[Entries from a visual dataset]

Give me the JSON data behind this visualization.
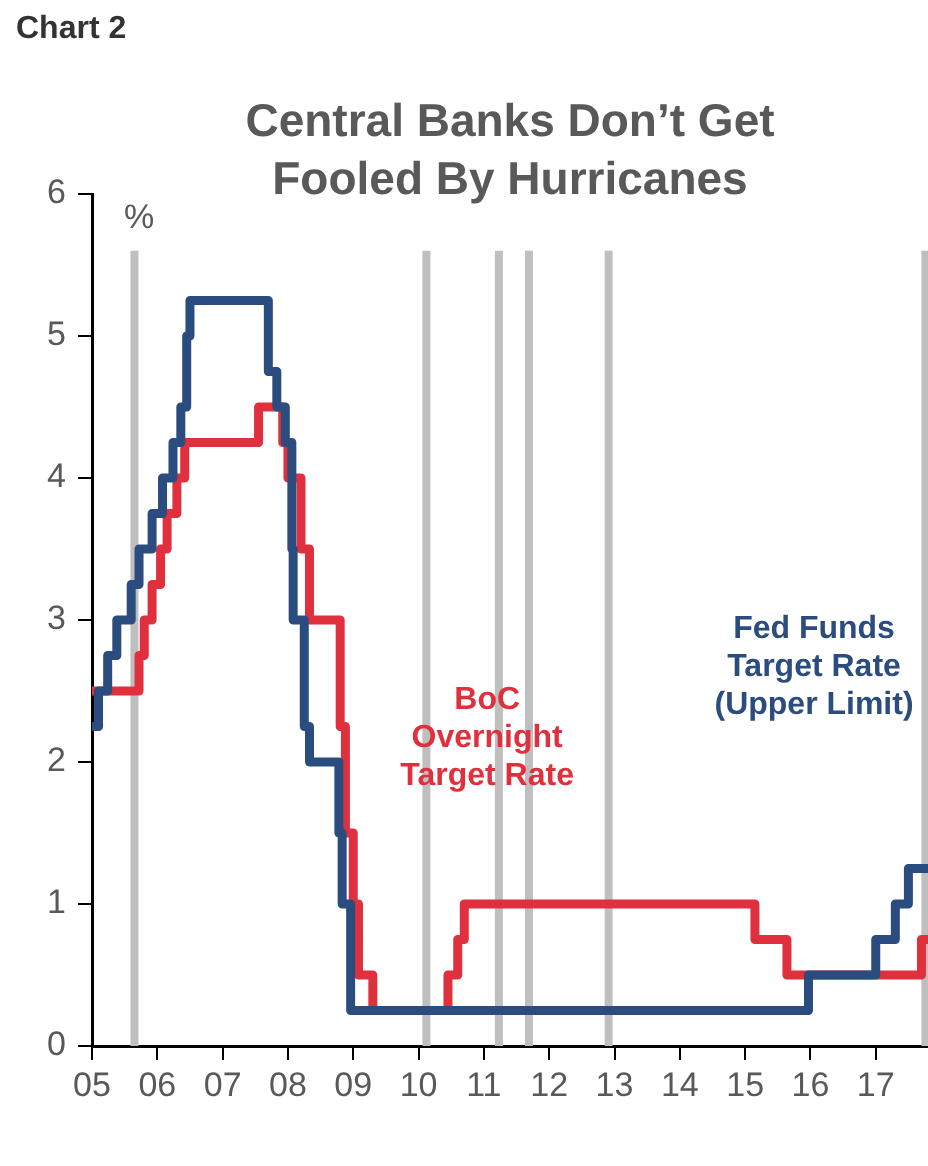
{
  "chart_data": {
    "type": "step",
    "title": "Central Banks Don’t Get Fooled By Hurricanes",
    "ylabel": "%",
    "annotations": [
      "Chart 2"
    ],
    "xlim": [
      2005,
      2017.8
    ],
    "ylim": [
      0,
      6
    ],
    "yticks": [
      0,
      1,
      2,
      3,
      4,
      5,
      6
    ],
    "series": [
      {
        "name": "Fed Funds Target Rate (Upper Limit)",
        "color": "#2b4c7e",
        "x": [
          2005.0,
          2005.1,
          2005.24,
          2005.38,
          2005.6,
          2005.72,
          2005.92,
          2006.08,
          2006.24,
          2006.36,
          2006.45,
          2006.5,
          2007.7,
          2007.83,
          2007.96,
          2008.06,
          2008.08,
          2008.25,
          2008.33,
          2008.78,
          2008.83,
          2008.96,
          2015.97,
          2017.0,
          2017.3,
          2017.5,
          2017.8
        ],
        "values": [
          2.25,
          2.5,
          2.75,
          3.0,
          3.25,
          3.5,
          3.75,
          4.0,
          4.25,
          4.5,
          5.0,
          5.25,
          4.75,
          4.5,
          4.25,
          3.5,
          3.0,
          2.25,
          2.0,
          1.5,
          1.0,
          0.25,
          0.5,
          0.75,
          1.0,
          1.25,
          1.25
        ]
      },
      {
        "name": "BoC Overnight Target Rate",
        "color": "#e0303e",
        "x": [
          2005.0,
          2005.72,
          2005.8,
          2005.92,
          2006.05,
          2006.15,
          2006.3,
          2006.42,
          2007.55,
          2007.92,
          2008.0,
          2008.2,
          2008.33,
          2008.8,
          2008.88,
          2009.0,
          2009.08,
          2009.3,
          2010.45,
          2010.6,
          2010.7,
          2015.15,
          2015.64,
          2017.7,
          2017.8
        ],
        "values": [
          2.5,
          2.75,
          3.0,
          3.25,
          3.5,
          3.75,
          4.0,
          4.25,
          4.5,
          4.25,
          4.0,
          3.5,
          3.0,
          2.25,
          1.5,
          1.0,
          0.5,
          0.25,
          0.5,
          0.75,
          1.0,
          0.75,
          0.5,
          0.75,
          0.75
        ]
      }
    ],
    "ref_lines": [
      {
        "axis": "x",
        "value": 2005.65,
        "color": "#bfbfbf"
      },
      {
        "axis": "x",
        "value": 2010.12,
        "color": "#bfbfbf"
      },
      {
        "axis": "x",
        "value": 2011.23,
        "color": "#bfbfbf"
      },
      {
        "axis": "x",
        "value": 2011.69,
        "color": "#bfbfbf"
      },
      {
        "axis": "x",
        "value": 2012.91,
        "color": "#bfbfbf"
      },
      {
        "axis": "x",
        "value": 2017.76,
        "color": "#bfbfbf"
      }
    ],
    "xticks": [
      {
        "value": 2005,
        "label": "05"
      },
      {
        "value": 2006,
        "label": "06"
      },
      {
        "value": 2007,
        "label": "07"
      },
      {
        "value": 2008,
        "label": "08"
      },
      {
        "value": 2009,
        "label": "09"
      },
      {
        "value": 2010,
        "label": "10"
      },
      {
        "value": 2011,
        "label": "11"
      },
      {
        "value": 2012,
        "label": "12"
      },
      {
        "value": 2013,
        "label": "13"
      },
      {
        "value": 2014,
        "label": "14"
      },
      {
        "value": 2015,
        "label": "15"
      },
      {
        "value": 2016,
        "label": "16"
      },
      {
        "value": 2017,
        "label": "17"
      }
    ]
  }
}
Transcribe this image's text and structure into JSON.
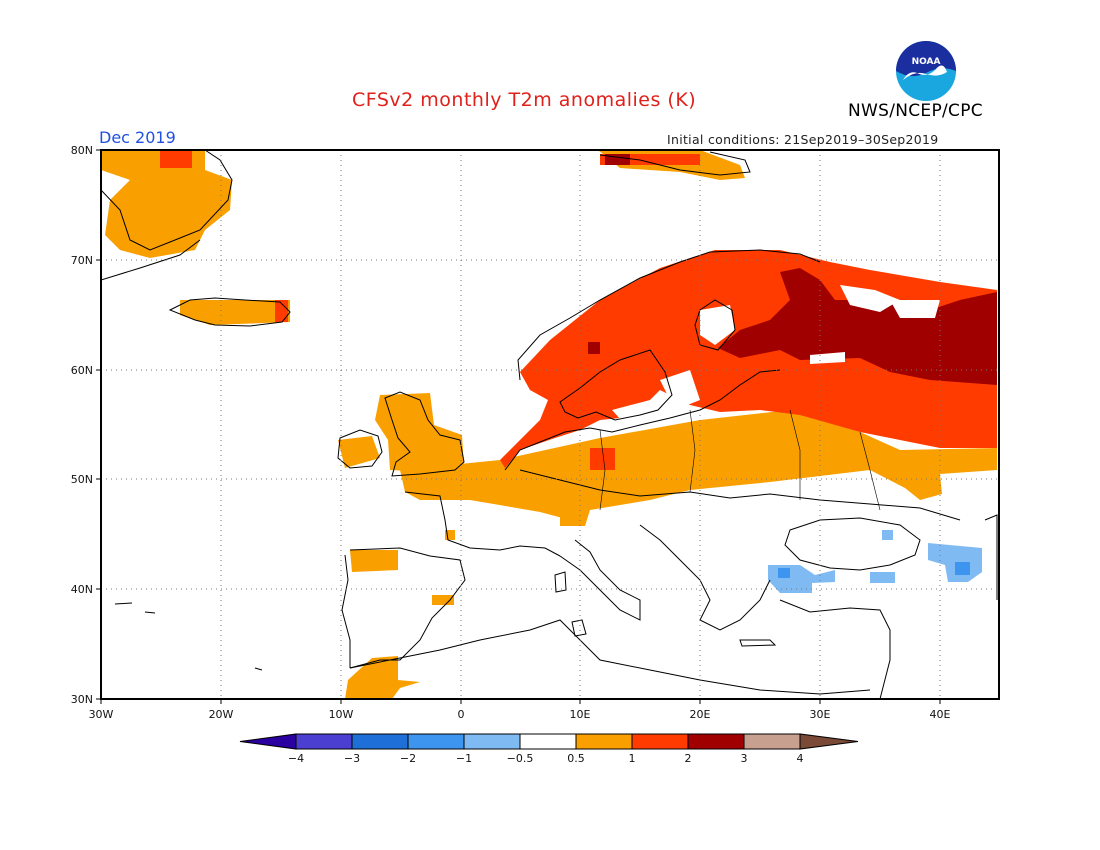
{
  "title": "CFSv2 monthly T2m anomalies (K)",
  "month_label": "Dec 2019",
  "initial_conditions": "Initial conditions: 21Sep2019–30Sep2019",
  "agency": "NWS/NCEP/CPC",
  "logo_text": "NOAA",
  "map": {
    "lon_range": [
      -30,
      45
    ],
    "lat_range": [
      30,
      80
    ],
    "lat_ticks": [
      "30N",
      "40N",
      "50N",
      "60N",
      "70N",
      "80N"
    ],
    "lon_ticks": [
      "30W",
      "20W",
      "10W",
      "0",
      "10E",
      "20E",
      "30E",
      "40E"
    ],
    "grid": "dotted"
  },
  "colorbar": {
    "labels": [
      "−4",
      "−3",
      "−2",
      "−1",
      "−0.5",
      "0.5",
      "1",
      "2",
      "3",
      "4"
    ],
    "colors": [
      "#2a00a0",
      "#4a3fd0",
      "#1e6fd8",
      "#3e95f0",
      "#7fbbf2",
      "#ffffff",
      "#f9a000",
      "#ff3b00",
      "#a00000",
      "#c7a08f",
      "#7a4a36"
    ]
  },
  "anomaly_regions": [
    {
      "level": "1",
      "color": "#ff3b00",
      "area": "Scandinavia and the Baltic"
    },
    {
      "level": "2",
      "color": "#a00000",
      "area": "northwest Russia"
    },
    {
      "level": "0.5",
      "color": "#f9a000",
      "area": "British Isles, central Europe, Ukraine"
    },
    {
      "level": "-0.5",
      "color": "#7fbbf2",
      "area": "Turkey and the Black Sea coast"
    }
  ]
}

- [WHAT YOU ARE ASKED TO DO] Copy every line of the data exactly as written, excluding the pictures.

- [REPLY]
Give me the JSON data behind this visualization.
{
  "chart_data": {
    "type": "step",
    "title": "Central Banks Don’t Get Fooled By Hurricanes",
    "ylabel": "%",
    "annotations": [
      "Chart 2"
    ],
    "xlim": [
      2005,
      2017.8
    ],
    "ylim": [
      0,
      6
    ],
    "yticks": [
      0,
      1,
      2,
      3,
      4,
      5,
      6
    ],
    "series": [
      {
        "name": "Fed Funds Target Rate (Upper Limit)",
        "color": "#2b4c7e",
        "x": [
          2005.0,
          2005.1,
          2005.24,
          2005.38,
          2005.6,
          2005.72,
          2005.92,
          2006.08,
          2006.24,
          2006.36,
          2006.45,
          2006.5,
          2007.7,
          2007.83,
          2007.96,
          2008.06,
          2008.08,
          2008.25,
          2008.33,
          2008.78,
          2008.83,
          2008.96,
          2015.97,
          2017.0,
          2017.3,
          2017.5,
          2017.8
        ],
        "values": [
          2.25,
          2.5,
          2.75,
          3.0,
          3.25,
          3.5,
          3.75,
          4.0,
          4.25,
          4.5,
          5.0,
          5.25,
          4.75,
          4.5,
          4.25,
          3.5,
          3.0,
          2.25,
          2.0,
          1.5,
          1.0,
          0.25,
          0.5,
          0.75,
          1.0,
          1.25,
          1.25
        ]
      },
      {
        "name": "BoC Overnight Target Rate",
        "color": "#e0303e",
        "x": [
          2005.0,
          2005.72,
          2005.8,
          2005.92,
          2006.05,
          2006.15,
          2006.3,
          2006.42,
          2007.55,
          2007.92,
          2008.0,
          2008.2,
          2008.33,
          2008.8,
          2008.88,
          2009.0,
          2009.08,
          2009.3,
          2010.45,
          2010.6,
          2010.7,
          2015.15,
          2015.64,
          2017.7,
          2017.8
        ],
        "values": [
          2.5,
          2.75,
          3.0,
          3.25,
          3.5,
          3.75,
          4.0,
          4.25,
          4.5,
          4.25,
          4.0,
          3.5,
          3.0,
          2.25,
          1.5,
          1.0,
          0.5,
          0.25,
          0.5,
          0.75,
          1.0,
          0.75,
          0.5,
          0.75,
          0.75
        ]
      }
    ],
    "ref_lines": [
      {
        "axis": "x",
        "value": 2005.65,
        "color": "#bfbfbf"
      },
      {
        "axis": "x",
        "value": 2010.12,
        "color": "#bfbfbf"
      },
      {
        "axis": "x",
        "value": 2011.23,
        "color": "#bfbfbf"
      },
      {
        "axis": "x",
        "value": 2011.69,
        "color": "#bfbfbf"
      },
      {
        "axis": "x",
        "value": 2012.91,
        "color": "#bfbfbf"
      },
      {
        "axis": "x",
        "value": 2017.76,
        "color": "#bfbfbf"
      }
    ],
    "xticks": [
      {
        "value": 2005,
        "label": "05"
      },
      {
        "value": 2006,
        "label": "06"
      },
      {
        "value": 2007,
        "label": "07"
      },
      {
        "value": 2008,
        "label": "08"
      },
      {
        "value": 2009,
        "label": "09"
      },
      {
        "value": 2010,
        "label": "10"
      },
      {
        "value": 2011,
        "label": "11"
      },
      {
        "value": 2012,
        "label": "12"
      },
      {
        "value": 2013,
        "label": "13"
      },
      {
        "value": 2014,
        "label": "14"
      },
      {
        "value": 2015,
        "label": "15"
      },
      {
        "value": 2016,
        "label": "16"
      },
      {
        "value": 2017,
        "label": "17"
      }
    ]
  }
}
Transcribe this image's text and structure into JSON.
{
  "title": "CFSv2 monthly T2m anomalies (K)",
  "month_label": "Dec 2019",
  "initial_conditions": "Initial conditions: 21Sep2019–30Sep2019",
  "agency": "NWS/NCEP/CPC",
  "logo_text": "NOAA",
  "map": {
    "lon_range": [
      -30,
      45
    ],
    "lat_range": [
      30,
      80
    ],
    "lat_ticks": [
      "30N",
      "40N",
      "50N",
      "60N",
      "70N",
      "80N"
    ],
    "lon_ticks": [
      "30W",
      "20W",
      "10W",
      "0",
      "10E",
      "20E",
      "30E",
      "40E"
    ],
    "grid": "dotted"
  },
  "colorbar": {
    "labels": [
      "−4",
      "−3",
      "−2",
      "−1",
      "−0.5",
      "0.5",
      "1",
      "2",
      "3",
      "4"
    ],
    "colors": [
      "#2a00a0",
      "#4a3fd0",
      "#1e6fd8",
      "#3e95f0",
      "#7fbbf2",
      "#ffffff",
      "#f9a000",
      "#ff3b00",
      "#a00000",
      "#c7a08f",
      "#7a4a36"
    ]
  },
  "anomaly_regions": [
    {
      "level": "1",
      "color": "#ff3b00",
      "area": "Scandinavia and the Baltic"
    },
    {
      "level": "2",
      "color": "#a00000",
      "area": "northwest Russia"
    },
    {
      "level": "0.5",
      "color": "#f9a000",
      "area": "British Isles, central Europe, Ukraine"
    },
    {
      "level": "-0.5",
      "color": "#7fbbf2",
      "area": "Turkey and the Black Sea coast"
    }
  ]
}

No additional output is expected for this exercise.